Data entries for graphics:

........

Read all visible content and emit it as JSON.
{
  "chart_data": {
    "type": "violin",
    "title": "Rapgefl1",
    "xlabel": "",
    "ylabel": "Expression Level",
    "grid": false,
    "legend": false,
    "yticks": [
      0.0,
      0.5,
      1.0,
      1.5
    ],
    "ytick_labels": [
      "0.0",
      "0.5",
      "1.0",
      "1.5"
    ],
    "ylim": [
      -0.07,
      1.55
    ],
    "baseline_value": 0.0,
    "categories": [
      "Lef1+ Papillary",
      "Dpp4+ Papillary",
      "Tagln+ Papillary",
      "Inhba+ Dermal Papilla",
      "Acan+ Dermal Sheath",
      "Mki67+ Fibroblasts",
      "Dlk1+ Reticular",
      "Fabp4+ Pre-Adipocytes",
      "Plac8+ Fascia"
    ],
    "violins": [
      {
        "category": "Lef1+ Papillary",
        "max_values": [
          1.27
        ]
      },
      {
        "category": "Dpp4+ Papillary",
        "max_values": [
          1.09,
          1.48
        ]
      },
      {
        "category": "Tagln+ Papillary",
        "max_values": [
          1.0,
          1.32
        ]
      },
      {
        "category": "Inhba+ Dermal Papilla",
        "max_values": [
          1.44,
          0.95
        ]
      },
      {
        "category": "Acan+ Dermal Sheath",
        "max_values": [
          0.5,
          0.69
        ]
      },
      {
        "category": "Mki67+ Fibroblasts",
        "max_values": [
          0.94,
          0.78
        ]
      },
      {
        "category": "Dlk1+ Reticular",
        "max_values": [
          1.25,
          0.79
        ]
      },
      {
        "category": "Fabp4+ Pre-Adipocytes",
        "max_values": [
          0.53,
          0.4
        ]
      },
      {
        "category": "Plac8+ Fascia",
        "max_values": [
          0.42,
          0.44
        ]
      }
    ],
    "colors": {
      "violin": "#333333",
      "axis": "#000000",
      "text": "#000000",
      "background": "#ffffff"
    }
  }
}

........

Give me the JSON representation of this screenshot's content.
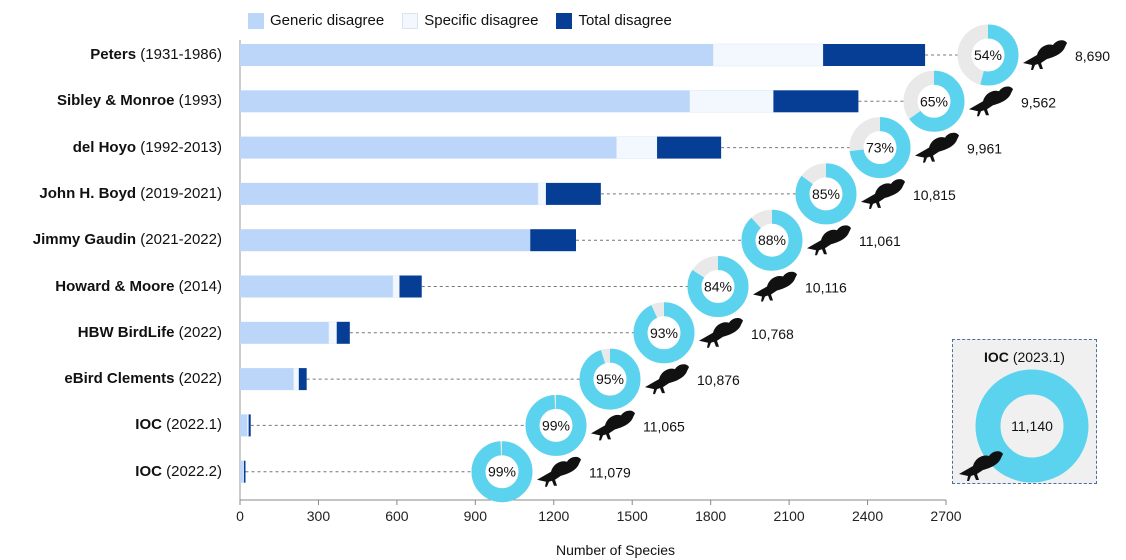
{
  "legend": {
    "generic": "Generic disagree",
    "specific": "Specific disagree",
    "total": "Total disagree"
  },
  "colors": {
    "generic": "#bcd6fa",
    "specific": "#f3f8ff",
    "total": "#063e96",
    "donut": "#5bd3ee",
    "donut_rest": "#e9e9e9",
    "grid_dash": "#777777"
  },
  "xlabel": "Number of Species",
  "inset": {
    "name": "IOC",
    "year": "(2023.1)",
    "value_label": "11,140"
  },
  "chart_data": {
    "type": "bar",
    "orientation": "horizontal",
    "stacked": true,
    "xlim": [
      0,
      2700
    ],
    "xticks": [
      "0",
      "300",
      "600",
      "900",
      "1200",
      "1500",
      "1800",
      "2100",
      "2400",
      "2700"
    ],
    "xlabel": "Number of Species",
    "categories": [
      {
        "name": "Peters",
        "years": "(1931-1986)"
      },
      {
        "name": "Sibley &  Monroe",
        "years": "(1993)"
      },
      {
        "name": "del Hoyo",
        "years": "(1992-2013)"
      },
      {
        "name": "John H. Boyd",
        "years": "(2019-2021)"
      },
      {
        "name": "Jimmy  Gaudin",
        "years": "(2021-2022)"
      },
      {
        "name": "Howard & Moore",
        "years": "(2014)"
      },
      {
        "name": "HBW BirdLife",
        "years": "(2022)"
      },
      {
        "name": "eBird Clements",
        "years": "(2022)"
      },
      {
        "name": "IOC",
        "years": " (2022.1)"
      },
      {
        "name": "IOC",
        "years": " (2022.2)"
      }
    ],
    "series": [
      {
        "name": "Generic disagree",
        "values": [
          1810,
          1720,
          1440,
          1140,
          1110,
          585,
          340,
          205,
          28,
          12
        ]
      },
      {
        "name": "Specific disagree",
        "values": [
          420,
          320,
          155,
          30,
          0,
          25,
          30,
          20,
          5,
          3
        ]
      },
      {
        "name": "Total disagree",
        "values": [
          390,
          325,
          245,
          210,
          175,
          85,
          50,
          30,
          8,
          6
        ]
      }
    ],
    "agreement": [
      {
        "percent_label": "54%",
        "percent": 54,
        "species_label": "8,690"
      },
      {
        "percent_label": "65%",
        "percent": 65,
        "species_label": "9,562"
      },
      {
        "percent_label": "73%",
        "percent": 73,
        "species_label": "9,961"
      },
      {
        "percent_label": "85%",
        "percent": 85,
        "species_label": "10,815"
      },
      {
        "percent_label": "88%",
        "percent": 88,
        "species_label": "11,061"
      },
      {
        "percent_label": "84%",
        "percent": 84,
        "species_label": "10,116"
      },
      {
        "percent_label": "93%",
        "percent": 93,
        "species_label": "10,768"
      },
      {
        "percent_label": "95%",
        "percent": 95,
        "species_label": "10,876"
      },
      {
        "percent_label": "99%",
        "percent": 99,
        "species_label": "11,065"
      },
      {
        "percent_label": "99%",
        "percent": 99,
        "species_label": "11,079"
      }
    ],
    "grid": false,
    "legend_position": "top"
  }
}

........

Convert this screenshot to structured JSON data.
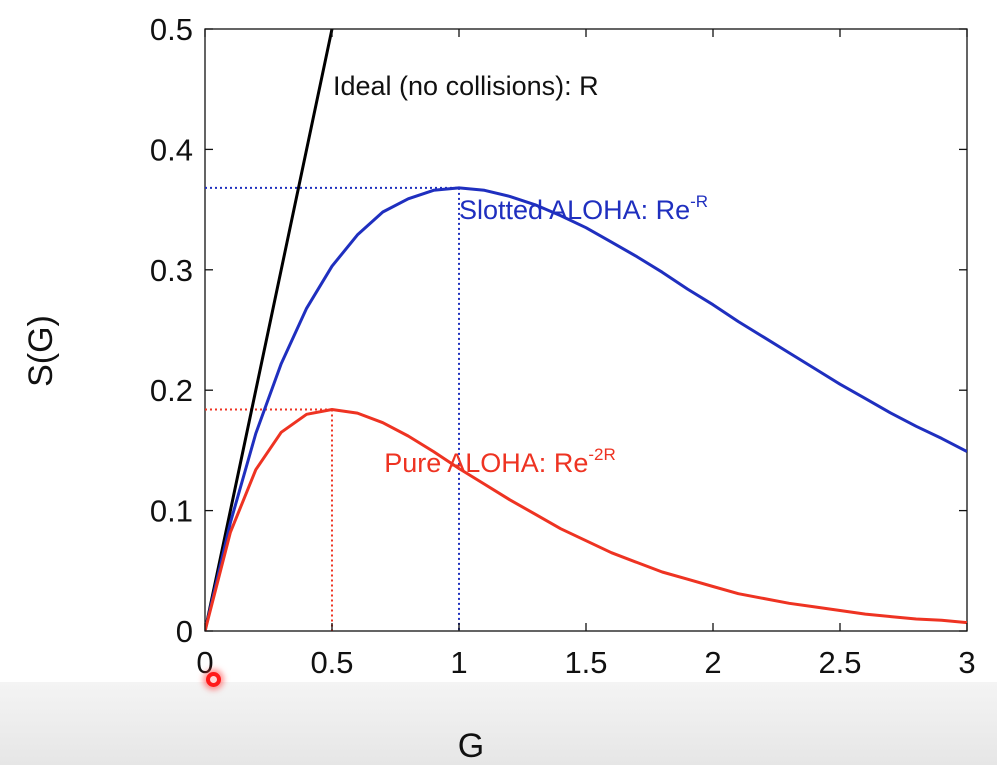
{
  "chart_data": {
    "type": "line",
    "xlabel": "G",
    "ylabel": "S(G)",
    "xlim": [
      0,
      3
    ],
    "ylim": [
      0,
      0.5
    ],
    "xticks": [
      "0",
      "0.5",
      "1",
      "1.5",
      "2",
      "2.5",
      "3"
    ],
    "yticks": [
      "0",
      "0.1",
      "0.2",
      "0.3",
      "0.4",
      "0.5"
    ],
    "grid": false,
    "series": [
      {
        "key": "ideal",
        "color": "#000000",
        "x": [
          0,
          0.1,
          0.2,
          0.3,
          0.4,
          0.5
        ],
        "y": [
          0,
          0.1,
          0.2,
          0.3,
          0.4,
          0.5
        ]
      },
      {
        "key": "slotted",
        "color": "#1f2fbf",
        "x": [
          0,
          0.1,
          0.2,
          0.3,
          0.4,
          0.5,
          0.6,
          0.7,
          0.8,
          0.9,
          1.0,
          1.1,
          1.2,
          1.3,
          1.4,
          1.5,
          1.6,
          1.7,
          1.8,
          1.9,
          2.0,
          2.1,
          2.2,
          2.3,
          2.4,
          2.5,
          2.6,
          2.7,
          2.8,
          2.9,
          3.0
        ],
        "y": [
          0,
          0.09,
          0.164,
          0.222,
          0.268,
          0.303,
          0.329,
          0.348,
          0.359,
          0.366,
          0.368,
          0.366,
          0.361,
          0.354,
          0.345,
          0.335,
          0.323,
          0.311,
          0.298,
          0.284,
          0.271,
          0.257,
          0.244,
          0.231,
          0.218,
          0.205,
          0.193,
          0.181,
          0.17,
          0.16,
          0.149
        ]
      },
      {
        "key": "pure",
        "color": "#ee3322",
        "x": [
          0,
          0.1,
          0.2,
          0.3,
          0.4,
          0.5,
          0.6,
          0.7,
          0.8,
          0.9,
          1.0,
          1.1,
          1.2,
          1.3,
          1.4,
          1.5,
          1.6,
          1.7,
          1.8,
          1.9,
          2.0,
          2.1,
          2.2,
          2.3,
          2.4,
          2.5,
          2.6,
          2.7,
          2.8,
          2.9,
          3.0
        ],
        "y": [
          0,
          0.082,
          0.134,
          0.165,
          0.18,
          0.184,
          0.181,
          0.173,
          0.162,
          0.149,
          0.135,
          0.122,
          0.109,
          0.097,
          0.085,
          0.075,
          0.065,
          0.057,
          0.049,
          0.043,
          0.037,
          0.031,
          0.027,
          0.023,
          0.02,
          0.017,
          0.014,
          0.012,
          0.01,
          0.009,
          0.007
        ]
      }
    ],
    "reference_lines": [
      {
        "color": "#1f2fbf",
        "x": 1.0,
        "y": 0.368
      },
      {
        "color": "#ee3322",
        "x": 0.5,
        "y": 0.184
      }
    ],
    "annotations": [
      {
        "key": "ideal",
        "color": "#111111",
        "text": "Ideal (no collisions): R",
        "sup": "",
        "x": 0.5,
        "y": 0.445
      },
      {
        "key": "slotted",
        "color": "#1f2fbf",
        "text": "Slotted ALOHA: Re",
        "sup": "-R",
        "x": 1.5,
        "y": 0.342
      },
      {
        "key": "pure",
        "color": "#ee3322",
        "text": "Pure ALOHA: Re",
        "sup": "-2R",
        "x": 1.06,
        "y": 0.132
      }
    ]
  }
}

........

Gather all lines of the records that include the word "years".

        "years": "(1931-1986)"
        "years": "(1993)"
        "years": "(1992-2013)"
        "years": "(2019-2021)"
        "years": "(2021-2022)"
        "years": "(2014)"
        "years": "(2022)"
        "years": "(2022)"
        "years": " (2022.1)"
        "years": " (2022.2)"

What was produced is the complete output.